» **TASKS**:
• a. Copy the passage on Dimidiochromis strigatus word for word, starting at "Scientific classification" and ending at "strigatus (Regan, 1922)".
• b. Give every taxonomic rank listed under "Scientific classification" in the passage on Dimidiochromis strigatus, along with the name the passage assigns to each rank.
• c. Pick up the passage on Dimidiochromis strigatus from its final sentence and write what follows.

Scientific classification
- Kingdom: Animalia
- Phylum: Chordata
- Class: Actinopterygii
- Order: Cichliformes
- Family: Cichlidae
- Genus: Dimidiochromis
- Species: D. strigatus
- Binomial name: Dimidiochromis strigatus (Regan, 1922)
- Synonyms: Haplochromis strigatus Regan, 1922; Cyrtocara strigata (Regan, 1922);

= Dimidiochromis strigatus =

- Authority: (Regan, 1922)
- Conservation status: LC
- Synonyms: Haplochromis strigatus Regan, 1922, Cyrtocara strigata (Regan, 1922)

Species of fish

Dimidiochromis strigatus is a species of haplochromine cichlid endemic to Malawi. It was formerly placed in the genus Haplochromis and known as Haplochromis 'sunset' in the aquarium fish trade.

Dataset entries
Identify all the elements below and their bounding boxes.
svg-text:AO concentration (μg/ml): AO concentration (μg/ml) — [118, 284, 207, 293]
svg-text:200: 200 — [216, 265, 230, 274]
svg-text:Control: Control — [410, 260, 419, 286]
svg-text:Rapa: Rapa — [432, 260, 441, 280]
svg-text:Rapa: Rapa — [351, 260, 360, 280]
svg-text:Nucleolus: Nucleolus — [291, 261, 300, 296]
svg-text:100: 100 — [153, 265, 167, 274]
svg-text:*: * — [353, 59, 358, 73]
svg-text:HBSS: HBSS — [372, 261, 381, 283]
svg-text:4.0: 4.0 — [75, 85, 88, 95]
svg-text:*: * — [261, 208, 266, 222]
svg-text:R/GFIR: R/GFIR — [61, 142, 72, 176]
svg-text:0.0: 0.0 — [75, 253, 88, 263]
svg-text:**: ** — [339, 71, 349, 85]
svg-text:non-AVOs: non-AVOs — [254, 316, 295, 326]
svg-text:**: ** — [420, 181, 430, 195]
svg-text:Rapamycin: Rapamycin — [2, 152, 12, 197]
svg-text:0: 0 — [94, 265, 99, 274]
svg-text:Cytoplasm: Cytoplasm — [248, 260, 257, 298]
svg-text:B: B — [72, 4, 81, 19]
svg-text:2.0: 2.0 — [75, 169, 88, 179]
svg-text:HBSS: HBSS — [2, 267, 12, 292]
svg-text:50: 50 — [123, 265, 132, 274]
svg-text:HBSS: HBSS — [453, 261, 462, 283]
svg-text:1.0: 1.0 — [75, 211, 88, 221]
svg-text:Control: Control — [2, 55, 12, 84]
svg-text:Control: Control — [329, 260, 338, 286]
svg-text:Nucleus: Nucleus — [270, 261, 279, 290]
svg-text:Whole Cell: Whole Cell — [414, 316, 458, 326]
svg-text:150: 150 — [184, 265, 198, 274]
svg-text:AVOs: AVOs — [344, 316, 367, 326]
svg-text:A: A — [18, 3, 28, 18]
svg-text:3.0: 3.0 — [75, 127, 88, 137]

» **RESPONSES TO THE EXERCISE**:
• a.
Scientific classification
- Kingdom: Animalia
- Phylum: Chordata
- Class: Actinopterygii
- Order: Cichliformes
- Family: Cichlidae
- Genus: Dimidiochromis
- Species: D. strigatus
- Binomial name: Dimidiochromis strigatus (Regan, 1922)

• b.
- Kingdom: Animalia
- Phylum: Chordata
- Class: Actinopterygii
- Order: Cichliformes
- Family: Cichlidae
- Genus: Dimidiochromis
- Species: D. strigatus

• c.
It is endemic to Malawi where it is found in Lake Malawi, Lake Malombe and the upper and mid Shire River. It is normally found in shallower areas with a mixture of weedy and sandy habitats. It is a predator of small fishes such as utaka and larger invertebrates. The territorial males defend a small spawning site which they create either among the vegetation or on the open sand.